## BEGIN

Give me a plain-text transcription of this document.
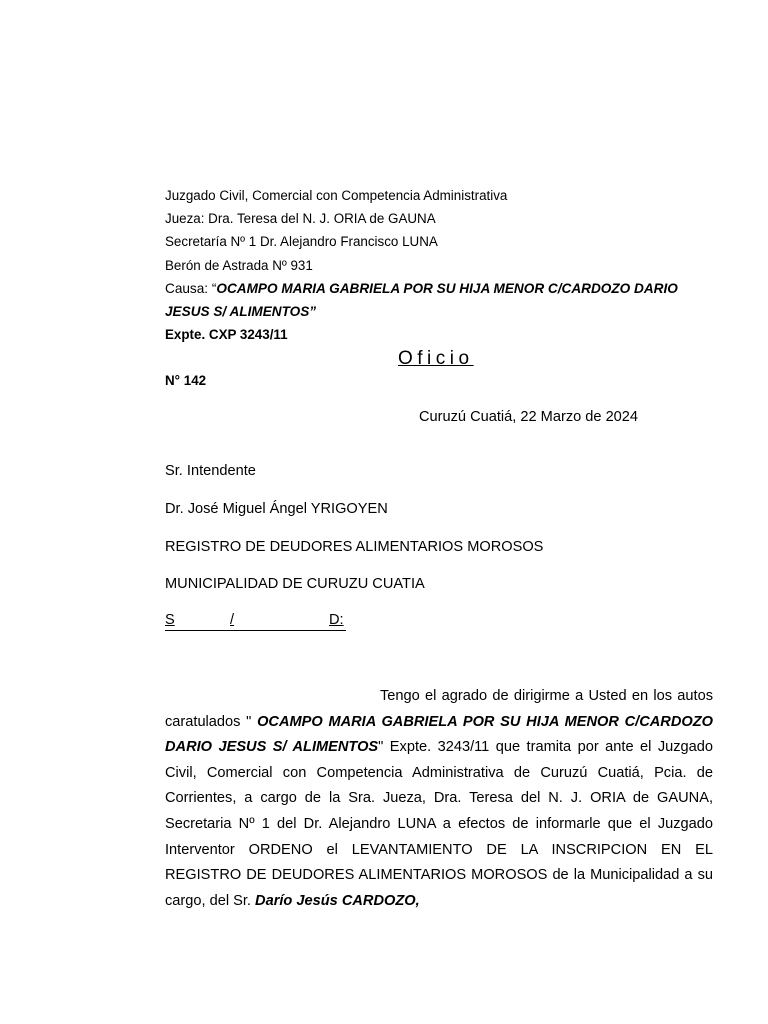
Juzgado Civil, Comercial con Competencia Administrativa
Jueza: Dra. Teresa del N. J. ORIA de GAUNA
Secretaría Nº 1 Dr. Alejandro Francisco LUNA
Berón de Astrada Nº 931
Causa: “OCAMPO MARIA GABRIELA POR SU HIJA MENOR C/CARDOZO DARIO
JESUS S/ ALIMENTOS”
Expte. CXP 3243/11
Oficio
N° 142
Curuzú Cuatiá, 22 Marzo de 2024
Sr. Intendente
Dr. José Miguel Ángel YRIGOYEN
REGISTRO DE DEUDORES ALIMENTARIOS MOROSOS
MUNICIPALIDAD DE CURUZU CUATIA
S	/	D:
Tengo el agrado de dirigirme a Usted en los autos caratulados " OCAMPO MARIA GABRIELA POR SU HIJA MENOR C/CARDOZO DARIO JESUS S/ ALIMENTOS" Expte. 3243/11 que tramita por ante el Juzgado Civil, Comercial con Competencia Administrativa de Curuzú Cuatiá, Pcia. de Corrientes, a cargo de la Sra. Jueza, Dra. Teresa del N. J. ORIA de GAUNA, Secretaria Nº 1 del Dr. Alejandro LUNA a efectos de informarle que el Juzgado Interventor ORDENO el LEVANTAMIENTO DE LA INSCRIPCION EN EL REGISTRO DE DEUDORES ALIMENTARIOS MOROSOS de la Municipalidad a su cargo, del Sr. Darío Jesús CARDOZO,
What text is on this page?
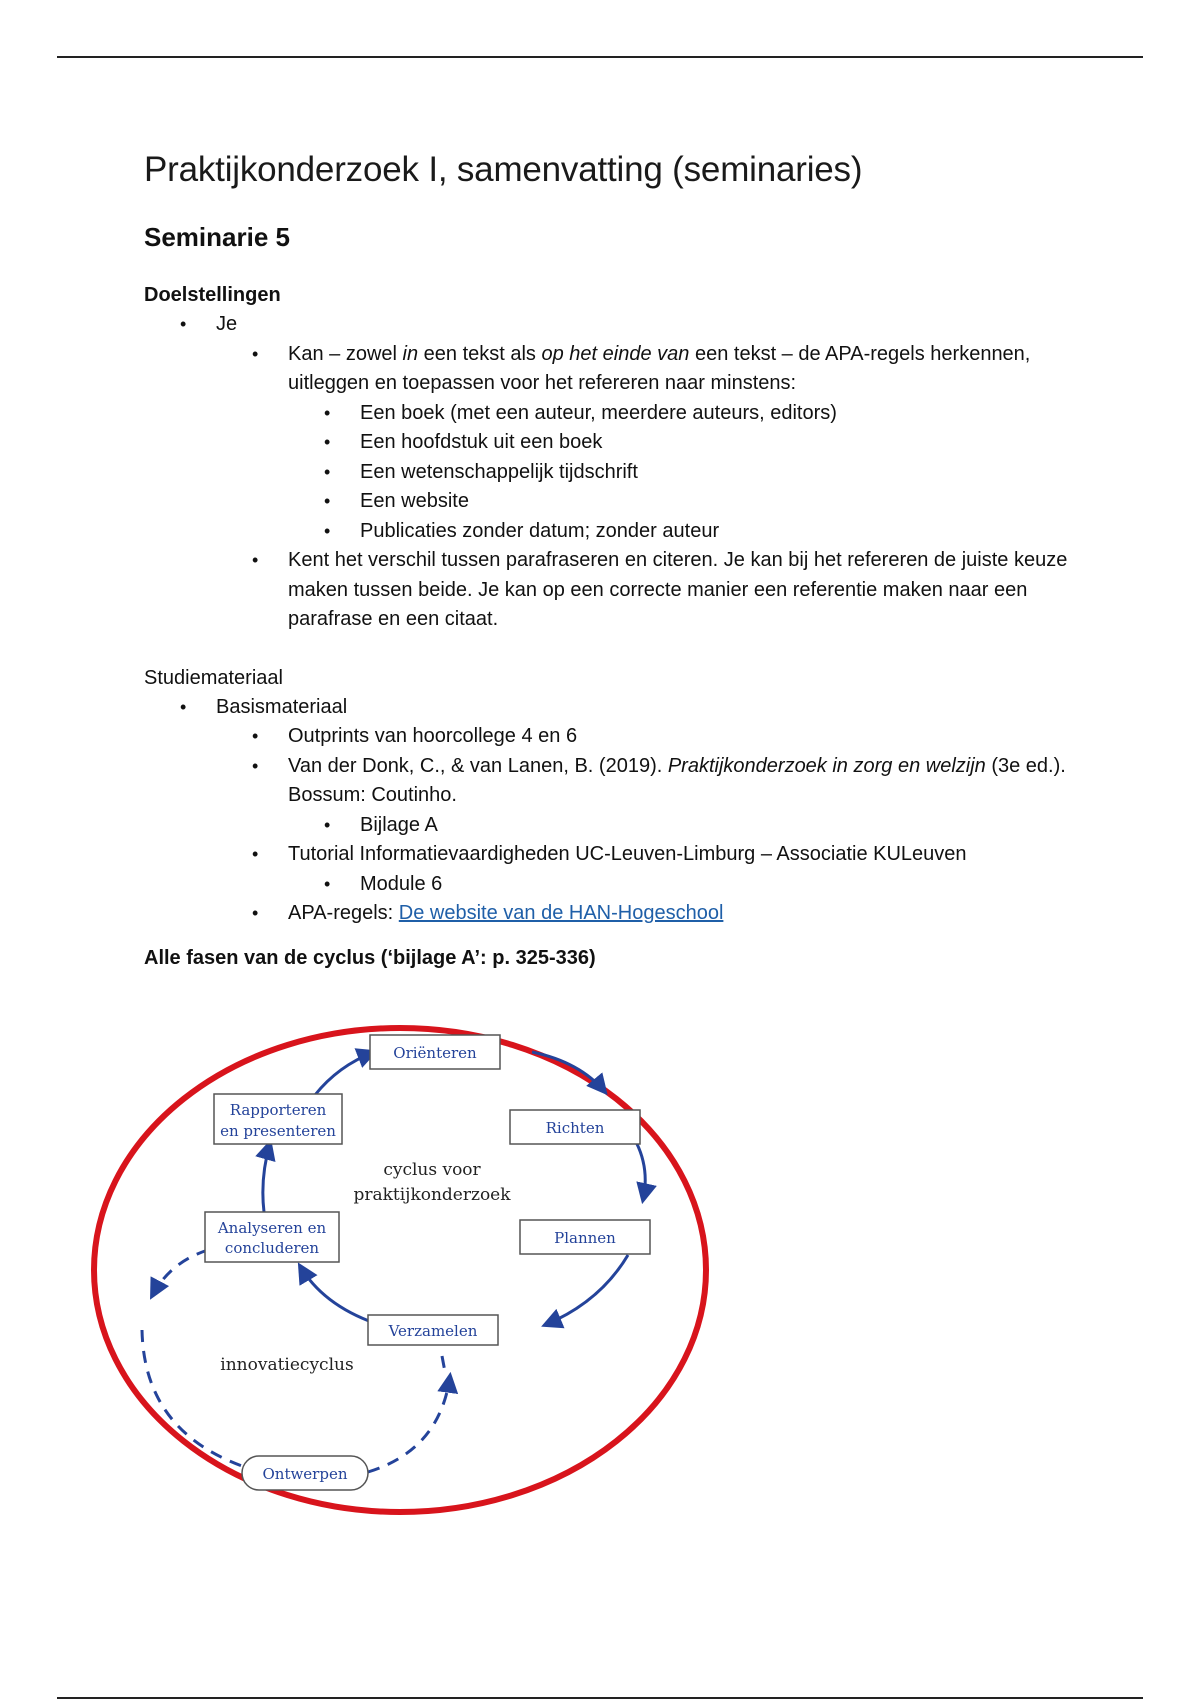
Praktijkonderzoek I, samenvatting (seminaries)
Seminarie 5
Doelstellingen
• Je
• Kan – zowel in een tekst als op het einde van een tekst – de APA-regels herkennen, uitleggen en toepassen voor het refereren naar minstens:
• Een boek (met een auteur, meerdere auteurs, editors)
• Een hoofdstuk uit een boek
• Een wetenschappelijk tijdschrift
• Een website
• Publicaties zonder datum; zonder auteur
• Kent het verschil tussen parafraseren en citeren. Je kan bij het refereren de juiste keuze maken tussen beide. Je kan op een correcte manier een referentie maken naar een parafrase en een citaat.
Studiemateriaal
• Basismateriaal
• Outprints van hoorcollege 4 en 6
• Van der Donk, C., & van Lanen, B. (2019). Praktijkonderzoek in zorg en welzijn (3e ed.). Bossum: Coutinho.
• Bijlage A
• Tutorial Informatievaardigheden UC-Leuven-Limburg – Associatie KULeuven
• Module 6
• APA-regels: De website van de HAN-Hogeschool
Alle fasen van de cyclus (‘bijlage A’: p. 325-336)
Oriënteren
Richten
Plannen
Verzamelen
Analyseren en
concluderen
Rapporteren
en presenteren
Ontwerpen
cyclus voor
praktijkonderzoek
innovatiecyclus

## END

_Exercise aim_. Without the pictures, restate all of the entries above verbatim.

_Result_.
Give me a plain-text transcription of this document.
Juzgado Civil, Comercial con Competencia Administrativa
Jueza: Dra. Teresa del N. J. ORIA de GAUNA
Secretaría Nº 1 Dr. Alejandro Francisco LUNA
Berón de Astrada Nº 931
Causa: “OCAMPO MARIA GABRIELA POR SU HIJA MENOR C/CARDOZO DARIO
JESUS S/ ALIMENTOS”
Expte. CXP 3243/11
Oficio
N° 142
Curuzú Cuatiá, 22 Marzo de 2024
Sr. Intendente
Dr. José Miguel Ángel YRIGOYEN
REGISTRO DE DEUDORES ALIMENTARIOS MOROSOS
MUNICIPALIDAD DE CURUZU CUATIA
S	/	D:
Tengo el agrado de dirigirme a Usted en los autos caratulados " OCAMPO MARIA GABRIELA POR SU HIJA MENOR C/CARDOZO DARIO JESUS S/ ALIMENTOS" Expte. 3243/11 que tramita por ante el Juzgado Civil, Comercial con Competencia Administrativa de Curuzú Cuatiá, Pcia. de Corrientes, a cargo de la Sra. Jueza, Dra. Teresa del N. J. ORIA de GAUNA, Secretaria Nº 1 del Dr. Alejandro LUNA a efectos de informarle que el Juzgado Interventor ORDENO el LEVANTAMIENTO DE LA INSCRIPCION EN EL REGISTRO DE DEUDORES ALIMENTARIOS MOROSOS de la Municipalidad a su cargo, del Sr. Darío Jesús CARDOZO,
What text is on this page?
Praktijkonderzoek I, samenvatting (seminaries)
Seminarie 5
Doelstellingen
• Je
• Kan – zowel in een tekst als op het einde van een tekst – de APA-regels herkennen, uitleggen en toepassen voor het refereren naar minstens:
• Een boek (met een auteur, meerdere auteurs, editors)
• Een hoofdstuk uit een boek
• Een wetenschappelijk tijdschrift
• Een website
• Publicaties zonder datum; zonder auteur
• Kent het verschil tussen parafraseren en citeren. Je kan bij het refereren de juiste keuze maken tussen beide. Je kan op een correcte manier een referentie maken naar een parafrase en een citaat.
Studiemateriaal
• Basismateriaal
• Outprints van hoorcollege 4 en 6
• Van der Donk, C., & van Lanen, B. (2019). Praktijkonderzoek in zorg en welzijn (3e ed.). Bossum: Coutinho.
• Bijlage A
• Tutorial Informatievaardigheden UC-Leuven-Limburg – Associatie KULeuven
• Module 6
• APA-regels: De website van de HAN-Hogeschool
Alle fasen van de cyclus (‘bijlage A’: p. 325-336)
Oriënteren
Richten
Plannen
Verzamelen
Analyseren en
concluderen
Rapporteren
en presenteren
Ontwerpen
cyclus voor
praktijkonderzoek
innovatiecyclus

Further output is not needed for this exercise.